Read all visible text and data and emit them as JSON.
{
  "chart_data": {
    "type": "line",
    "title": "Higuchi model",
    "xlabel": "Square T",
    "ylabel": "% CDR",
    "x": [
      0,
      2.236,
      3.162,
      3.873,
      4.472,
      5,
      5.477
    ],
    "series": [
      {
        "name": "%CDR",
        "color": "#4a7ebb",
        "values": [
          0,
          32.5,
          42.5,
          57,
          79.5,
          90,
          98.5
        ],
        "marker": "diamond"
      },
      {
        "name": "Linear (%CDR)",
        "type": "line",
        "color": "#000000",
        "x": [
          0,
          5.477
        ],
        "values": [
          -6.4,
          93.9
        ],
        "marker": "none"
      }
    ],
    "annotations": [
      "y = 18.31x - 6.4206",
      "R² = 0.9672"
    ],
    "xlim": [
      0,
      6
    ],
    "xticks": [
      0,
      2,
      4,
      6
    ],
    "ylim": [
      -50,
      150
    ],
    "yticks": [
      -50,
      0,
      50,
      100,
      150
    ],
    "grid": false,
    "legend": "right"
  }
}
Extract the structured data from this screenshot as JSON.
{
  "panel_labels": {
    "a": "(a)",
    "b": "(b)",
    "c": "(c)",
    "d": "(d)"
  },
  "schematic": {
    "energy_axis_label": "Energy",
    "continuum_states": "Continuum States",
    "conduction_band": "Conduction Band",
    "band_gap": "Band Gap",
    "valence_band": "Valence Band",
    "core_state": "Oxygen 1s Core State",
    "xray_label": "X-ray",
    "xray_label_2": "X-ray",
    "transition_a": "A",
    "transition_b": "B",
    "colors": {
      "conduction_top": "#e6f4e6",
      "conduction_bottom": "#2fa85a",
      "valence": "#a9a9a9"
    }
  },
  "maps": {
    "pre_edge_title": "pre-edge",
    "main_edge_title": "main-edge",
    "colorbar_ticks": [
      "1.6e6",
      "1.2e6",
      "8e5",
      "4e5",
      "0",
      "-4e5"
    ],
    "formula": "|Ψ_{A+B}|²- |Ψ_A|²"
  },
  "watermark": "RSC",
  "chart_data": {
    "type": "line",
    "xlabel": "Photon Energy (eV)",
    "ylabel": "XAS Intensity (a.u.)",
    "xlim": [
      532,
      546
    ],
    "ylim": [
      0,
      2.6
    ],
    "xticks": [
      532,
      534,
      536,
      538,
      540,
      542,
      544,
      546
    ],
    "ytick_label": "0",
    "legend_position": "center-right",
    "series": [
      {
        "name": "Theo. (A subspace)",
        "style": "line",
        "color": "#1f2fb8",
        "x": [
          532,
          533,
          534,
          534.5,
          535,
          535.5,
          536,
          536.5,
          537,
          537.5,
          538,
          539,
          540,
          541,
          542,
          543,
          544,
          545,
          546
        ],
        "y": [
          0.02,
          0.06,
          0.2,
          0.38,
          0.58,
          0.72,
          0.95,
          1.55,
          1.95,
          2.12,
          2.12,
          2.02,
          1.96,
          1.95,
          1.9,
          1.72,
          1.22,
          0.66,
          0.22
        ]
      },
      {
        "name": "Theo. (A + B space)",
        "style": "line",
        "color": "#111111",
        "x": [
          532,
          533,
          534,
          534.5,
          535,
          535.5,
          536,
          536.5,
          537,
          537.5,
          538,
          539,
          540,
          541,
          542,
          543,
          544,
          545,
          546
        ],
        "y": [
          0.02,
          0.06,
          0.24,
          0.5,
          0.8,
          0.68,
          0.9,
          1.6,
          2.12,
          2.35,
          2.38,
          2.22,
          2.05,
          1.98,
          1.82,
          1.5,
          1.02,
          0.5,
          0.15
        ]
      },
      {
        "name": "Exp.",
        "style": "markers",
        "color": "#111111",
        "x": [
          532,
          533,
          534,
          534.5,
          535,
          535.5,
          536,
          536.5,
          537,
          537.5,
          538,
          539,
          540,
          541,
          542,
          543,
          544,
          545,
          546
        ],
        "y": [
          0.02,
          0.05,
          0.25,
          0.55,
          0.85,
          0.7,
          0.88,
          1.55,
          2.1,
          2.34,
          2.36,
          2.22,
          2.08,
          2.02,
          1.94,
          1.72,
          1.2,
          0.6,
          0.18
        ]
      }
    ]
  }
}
-*-
» **TASK TO COMPLETE**: Go through the records above and set each one down exactly, please.

» **OUTPUT**:
Read all visible text and data and emit them as JSON.
{
  "chart_data": {
    "type": "line",
    "title": "Higuchi model",
    "xlabel": "Square T",
    "ylabel": "% CDR",
    "x": [
      0,
      2.236,
      3.162,
      3.873,
      4.472,
      5,
      5.477
    ],
    "series": [
      {
        "name": "%CDR",
        "color": "#4a7ebb",
        "values": [
          0,
          32.5,
          42.5,
          57,
          79.5,
          90,
          98.5
        ],
        "marker": "diamond"
      },
      {
        "name": "Linear (%CDR)",
        "type": "line",
        "color": "#000000",
        "x": [
          0,
          5.477
        ],
        "values": [
          -6.4,
          93.9
        ],
        "marker": "none"
      }
    ],
    "annotations": [
      "y = 18.31x - 6.4206",
      "R² = 0.9672"
    ],
    "xlim": [
      0,
      6
    ],
    "xticks": [
      0,
      2,
      4,
      6
    ],
    "ylim": [
      -50,
      150
    ],
    "yticks": [
      -50,
      0,
      50,
      100,
      150
    ],
    "grid": false,
    "legend": "right"
  }
}
Extract the structured data from this screenshot as JSON.
{
  "panel_labels": {
    "a": "(a)",
    "b": "(b)",
    "c": "(c)",
    "d": "(d)"
  },
  "schematic": {
    "energy_axis_label": "Energy",
    "continuum_states": "Continuum States",
    "conduction_band": "Conduction Band",
    "band_gap": "Band Gap",
    "valence_band": "Valence Band",
    "core_state": "Oxygen 1s Core State",
    "xray_label": "X-ray",
    "xray_label_2": "X-ray",
    "transition_a": "A",
    "transition_b": "B",
    "colors": {
      "conduction_top": "#e6f4e6",
      "conduction_bottom": "#2fa85a",
      "valence": "#a9a9a9"
    }
  },
  "maps": {
    "pre_edge_title": "pre-edge",
    "main_edge_title": "main-edge",
    "colorbar_ticks": [
      "1.6e6",
      "1.2e6",
      "8e5",
      "4e5",
      "0",
      "-4e5"
    ],
    "formula": "|Ψ_{A+B}|²- |Ψ_A|²"
  },
  "watermark": "RSC",
  "chart_data": {
    "type": "line",
    "xlabel": "Photon Energy (eV)",
    "ylabel": "XAS Intensity (a.u.)",
    "xlim": [
      532,
      546
    ],
    "ylim": [
      0,
      2.6
    ],
    "xticks": [
      532,
      534,
      536,
      538,
      540,
      542,
      544,
      546
    ],
    "ytick_label": "0",
    "legend_position": "center-right",
    "series": [
      {
        "name": "Theo. (A subspace)",
        "style": "line",
        "color": "#1f2fb8",
        "x": [
          532,
          533,
          534,
          534.5,
          535,
          535.5,
          536,
          536.5,
          537,
          537.5,
          538,
          539,
          540,
          541,
          542,
          543,
          544,
          545,
          546
        ],
        "y": [
          0.02,
          0.06,
          0.2,
          0.38,
          0.58,
          0.72,
          0.95,
          1.55,
          1.95,
          2.12,
          2.12,
          2.02,
          1.96,
          1.95,
          1.9,
          1.72,
          1.22,
          0.66,
          0.22
        ]
      },
      {
        "name": "Theo. (A + B space)",
        "style": "line",
        "color": "#111111",
        "x": [
          532,
          533,
          534,
          534.5,
          535,
          535.5,
          536,
          536.5,
          537,
          537.5,
          538,
          539,
          540,
          541,
          542,
          543,
          544,
          545,
          546
        ],
        "y": [
          0.02,
          0.06,
          0.24,
          0.5,
          0.8,
          0.68,
          0.9,
          1.6,
          2.12,
          2.35,
          2.38,
          2.22,
          2.05,
          1.98,
          1.82,
          1.5,
          1.02,
          0.5,
          0.15
        ]
      },
      {
        "name": "Exp.",
        "style": "markers",
        "color": "#111111",
        "x": [
          532,
          533,
          534,
          534.5,
          535,
          535.5,
          536,
          536.5,
          537,
          537.5,
          538,
          539,
          540,
          541,
          542,
          543,
          544,
          545,
          546
        ],
        "y": [
          0.02,
          0.05,
          0.25,
          0.55,
          0.85,
          0.7,
          0.88,
          1.55,
          2.1,
          2.34,
          2.36,
          2.22,
          2.08,
          2.02,
          1.94,
          1.72,
          1.2,
          0.6,
          0.18
        ]
      }
    ]
  }
}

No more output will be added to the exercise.